WHAT IS BEING ASKED:
Give the number of lines that include the word "második", nothing more.

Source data
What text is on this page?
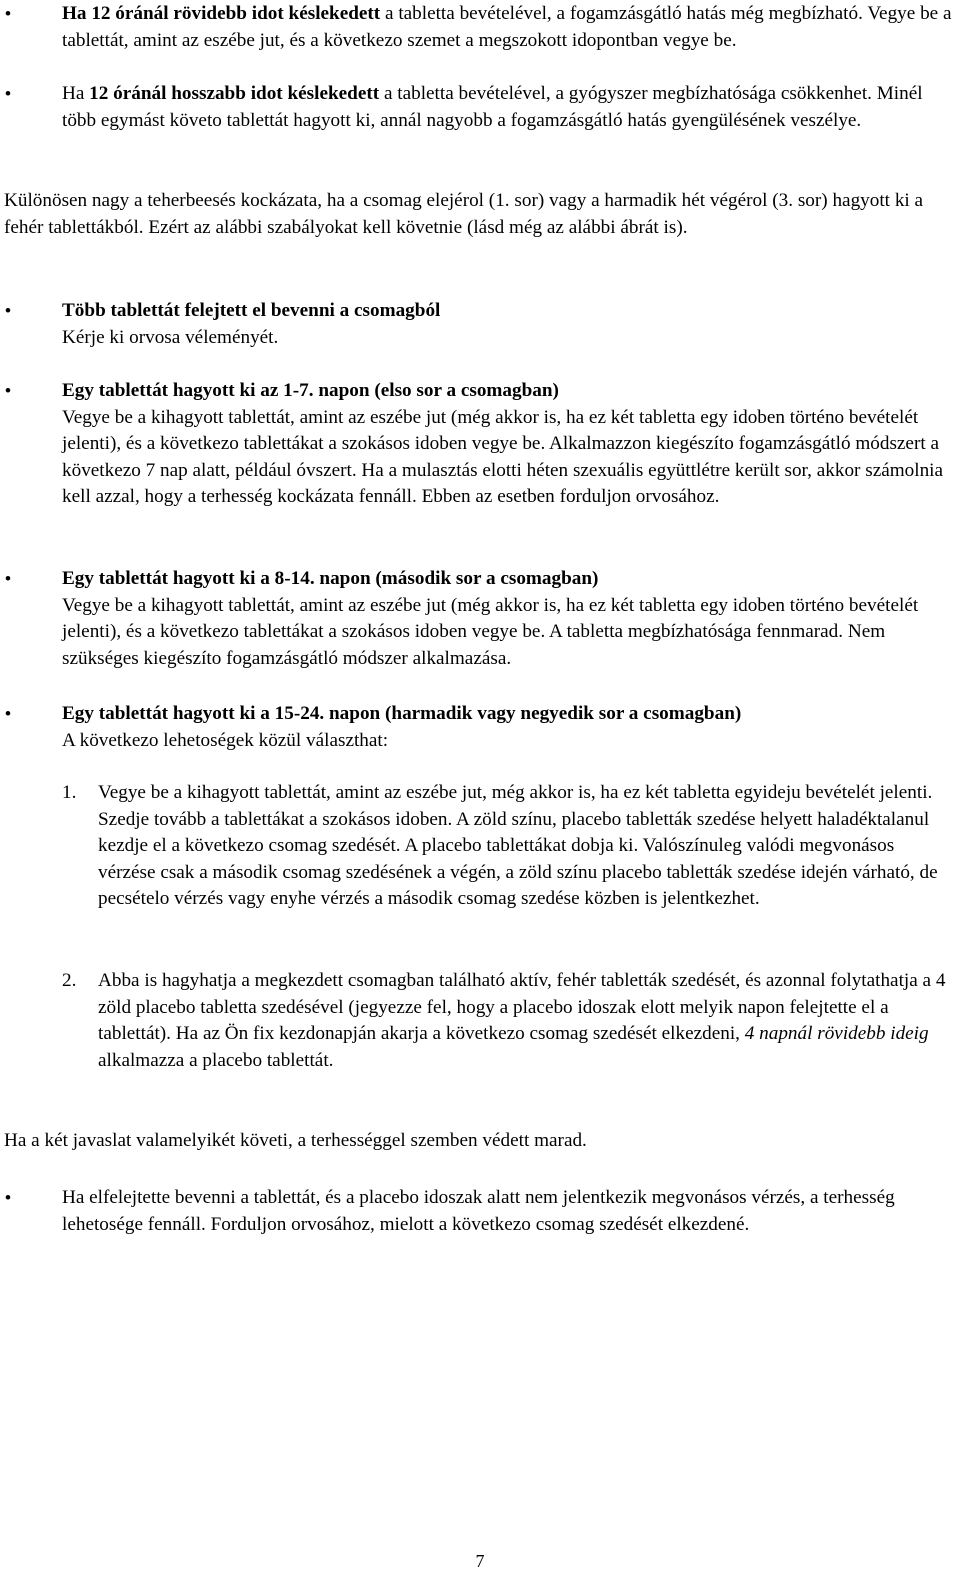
• Ha 12 óránál rövidebb idot késlekedett a tabletta bevételével, a fogamzásgátló hatás még megbízható. Vegye be a tablettát, amint az eszébe jut, és a következo szemet a megszokott idopontban vegye be.

• Ha 12 óránál hosszabb idot késlekedett a tabletta bevételével, a gyógyszer megbízhatósága csökkenhet. Minél több egymást követo tablettát hagyott ki, annál nagyobb a fogamzásgátló hatás gyengülésének veszélye.

Különösen nagy a teherbeesés kockázata, ha a csomag elejérol (1. sor) vagy a harmadik hét végérol (3. sor) hagyott ki a fehér tablettákból. Ezért az alábbi szabályokat kell követnie (lásd még az alábbi ábrát is).

• Több tablettát felejtett el bevenni a csomagból

Kérje ki orvosa véleményét.

• Egy tablettát hagyott ki az 1-7. napon (elso sor a csomagban)

Vegye be a kihagyott tablettát, amint az eszébe jut (még akkor is, ha ez két tabletta egy idoben történo bevételét jelenti), és a következo tablettákat a szokásos idoben vegye be. Alkalmazzon kiegészíto fogamzásgátló módszert a következo 7 nap alatt, például óvszert. Ha a mulasztás elotti héten szexuális együttlétre került sor, akkor számolnia kell azzal, hogy a terhesség kockázata fennáll. Ebben az esetben forduljon orvosához.

• Egy tablettát hagyott ki a 8-14. napon (második sor a csomagban)

Vegye be a kihagyott tablettát, amint az eszébe jut (még akkor is, ha ez két tabletta egy idoben történo bevételét jelenti), és a következo tablettákat a szokásos idoben vegye be. A tabletta megbízhatósága fennmarad. Nem szükséges kiegészíto fogamzásgátló módszer alkalmazása.

• Egy tablettát hagyott ki a 15-24. napon (harmadik vagy negyedik sor a csomagban)

A következo lehetoségek közül választhat:

1. Vegye be a kihagyott tablettát, amint az eszébe jut, még akkor is, ha ez két tabletta egyideju bevételét jelenti. Szedje tovább a tablettákat a szokásos idoben. A zöld színu, placebo tabletták szedése helyett haladéktalanul kezdje el a következo csomag szedését. A placebo tablettákat dobja ki. Valószínuleg valódi megvonásos vérzése csak a második csomag szedésének a végén, a zöld színu placebo tabletták szedése idején várható, de pecsételo vérzés vagy enyhe vérzés a második csomag szedése közben is jelentkezhet.

2. Abba is hagyhatja a megkezdett csomagban található aktív, fehér tabletták szedését, és azonnal folytathatja a 4 zöld placebo tabletta szedésével (jegyezze fel, hogy a placebo idoszak elott melyik napon felejtette el a tablettát). Ha az Ön fix kezdonapján akarja a következo csomag szedését elkezdeni, 4 napnál rövidebb ideig alkalmazza a placebo tablettát.

Ha a két javaslat valamelyikét követi, a terhességgel szemben védett marad.

• Ha elfelejtette bevenni a tablettát, és a placebo idoszak alatt nem jelentkezik megvonásos vérzés, a terhesség lehetosége fennáll. Forduljon orvosához, mielott a következo csomag szedését elkezdené.

7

COMPLETED EXERCISE:
2